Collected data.
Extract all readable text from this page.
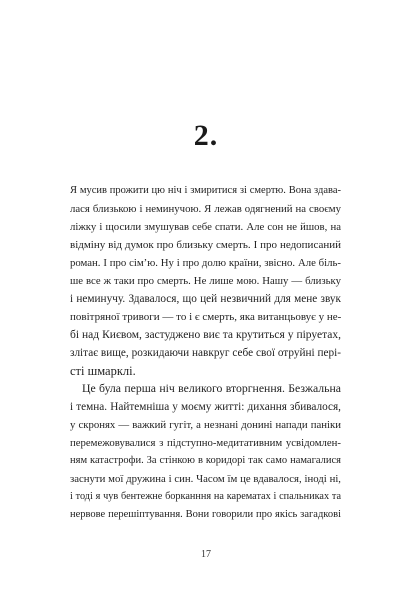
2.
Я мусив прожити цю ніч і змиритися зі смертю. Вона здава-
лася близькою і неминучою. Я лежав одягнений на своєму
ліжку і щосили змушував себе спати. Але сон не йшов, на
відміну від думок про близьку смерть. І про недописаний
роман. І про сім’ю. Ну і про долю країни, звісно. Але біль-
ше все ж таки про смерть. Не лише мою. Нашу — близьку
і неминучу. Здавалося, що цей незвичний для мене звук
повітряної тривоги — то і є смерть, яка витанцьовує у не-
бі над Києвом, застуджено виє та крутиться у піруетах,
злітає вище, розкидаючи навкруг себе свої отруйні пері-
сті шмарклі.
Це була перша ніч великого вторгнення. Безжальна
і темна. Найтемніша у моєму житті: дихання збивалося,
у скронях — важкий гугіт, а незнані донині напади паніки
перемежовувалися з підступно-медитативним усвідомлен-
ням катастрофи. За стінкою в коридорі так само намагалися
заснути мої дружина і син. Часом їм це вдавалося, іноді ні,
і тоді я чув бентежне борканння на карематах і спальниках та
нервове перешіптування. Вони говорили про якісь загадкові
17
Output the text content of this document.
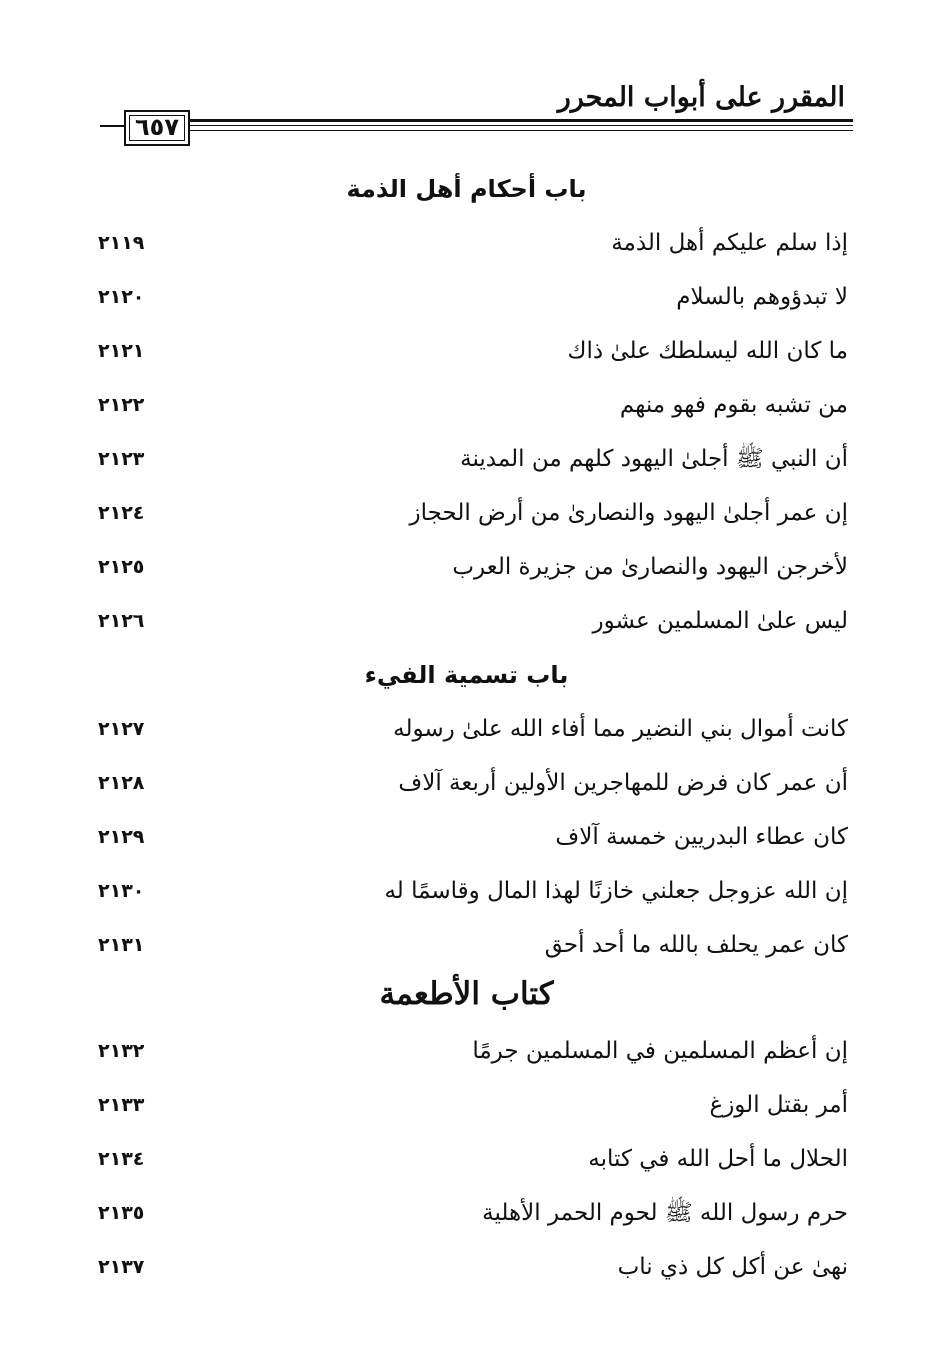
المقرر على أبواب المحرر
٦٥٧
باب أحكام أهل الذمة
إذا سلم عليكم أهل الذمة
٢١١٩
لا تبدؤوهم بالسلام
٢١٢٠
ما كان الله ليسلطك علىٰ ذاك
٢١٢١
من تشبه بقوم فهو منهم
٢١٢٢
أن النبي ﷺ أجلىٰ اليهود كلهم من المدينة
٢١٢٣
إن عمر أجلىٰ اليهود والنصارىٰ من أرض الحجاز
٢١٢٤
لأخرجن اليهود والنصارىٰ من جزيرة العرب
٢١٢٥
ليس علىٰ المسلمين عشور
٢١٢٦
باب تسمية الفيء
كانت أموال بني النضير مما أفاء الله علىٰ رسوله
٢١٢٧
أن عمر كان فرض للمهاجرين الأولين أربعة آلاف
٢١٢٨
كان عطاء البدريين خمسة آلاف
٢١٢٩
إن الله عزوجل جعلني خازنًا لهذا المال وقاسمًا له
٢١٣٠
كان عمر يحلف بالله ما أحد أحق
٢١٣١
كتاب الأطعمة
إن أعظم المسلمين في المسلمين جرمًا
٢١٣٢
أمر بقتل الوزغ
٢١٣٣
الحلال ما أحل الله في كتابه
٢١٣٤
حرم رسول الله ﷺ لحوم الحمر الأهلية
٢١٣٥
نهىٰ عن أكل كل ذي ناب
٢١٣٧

==

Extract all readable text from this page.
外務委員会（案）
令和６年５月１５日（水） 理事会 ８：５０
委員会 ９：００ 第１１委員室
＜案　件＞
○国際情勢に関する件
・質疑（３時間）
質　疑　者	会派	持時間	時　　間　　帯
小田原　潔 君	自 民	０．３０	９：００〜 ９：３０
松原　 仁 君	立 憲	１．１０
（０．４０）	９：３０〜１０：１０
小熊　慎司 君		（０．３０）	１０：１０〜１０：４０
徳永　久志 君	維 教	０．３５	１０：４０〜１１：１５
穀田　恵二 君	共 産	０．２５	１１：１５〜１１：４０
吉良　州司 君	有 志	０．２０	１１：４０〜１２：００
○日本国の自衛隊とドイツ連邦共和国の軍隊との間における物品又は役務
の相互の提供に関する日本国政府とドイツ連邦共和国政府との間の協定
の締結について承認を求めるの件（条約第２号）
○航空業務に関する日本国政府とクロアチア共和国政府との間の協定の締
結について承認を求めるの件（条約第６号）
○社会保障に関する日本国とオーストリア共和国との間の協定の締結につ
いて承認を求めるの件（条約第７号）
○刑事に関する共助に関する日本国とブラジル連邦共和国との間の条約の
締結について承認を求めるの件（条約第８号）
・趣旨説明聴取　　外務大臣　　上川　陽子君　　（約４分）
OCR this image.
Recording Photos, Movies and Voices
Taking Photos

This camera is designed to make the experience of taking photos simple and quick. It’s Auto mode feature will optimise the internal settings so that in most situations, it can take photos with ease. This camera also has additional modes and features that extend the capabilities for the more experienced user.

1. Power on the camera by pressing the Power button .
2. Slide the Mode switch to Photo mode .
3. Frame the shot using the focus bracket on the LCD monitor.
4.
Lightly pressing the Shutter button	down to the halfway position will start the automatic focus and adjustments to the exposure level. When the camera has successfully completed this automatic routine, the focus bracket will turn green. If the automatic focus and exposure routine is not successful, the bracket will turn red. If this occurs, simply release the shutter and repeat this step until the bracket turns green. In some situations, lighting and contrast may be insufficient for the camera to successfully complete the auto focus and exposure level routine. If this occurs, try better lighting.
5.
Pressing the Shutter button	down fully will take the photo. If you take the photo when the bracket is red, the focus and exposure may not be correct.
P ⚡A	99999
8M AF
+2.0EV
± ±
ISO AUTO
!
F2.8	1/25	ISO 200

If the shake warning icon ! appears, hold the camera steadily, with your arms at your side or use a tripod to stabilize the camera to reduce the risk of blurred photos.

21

Your instructions. Gather each line of the records holding the string "والنصارى".

Response.
إن عمر أجلىٰ اليهود والنصارىٰ من أرض الحجاز
لأخرجن اليهود والنصارىٰ من جزيرة العرب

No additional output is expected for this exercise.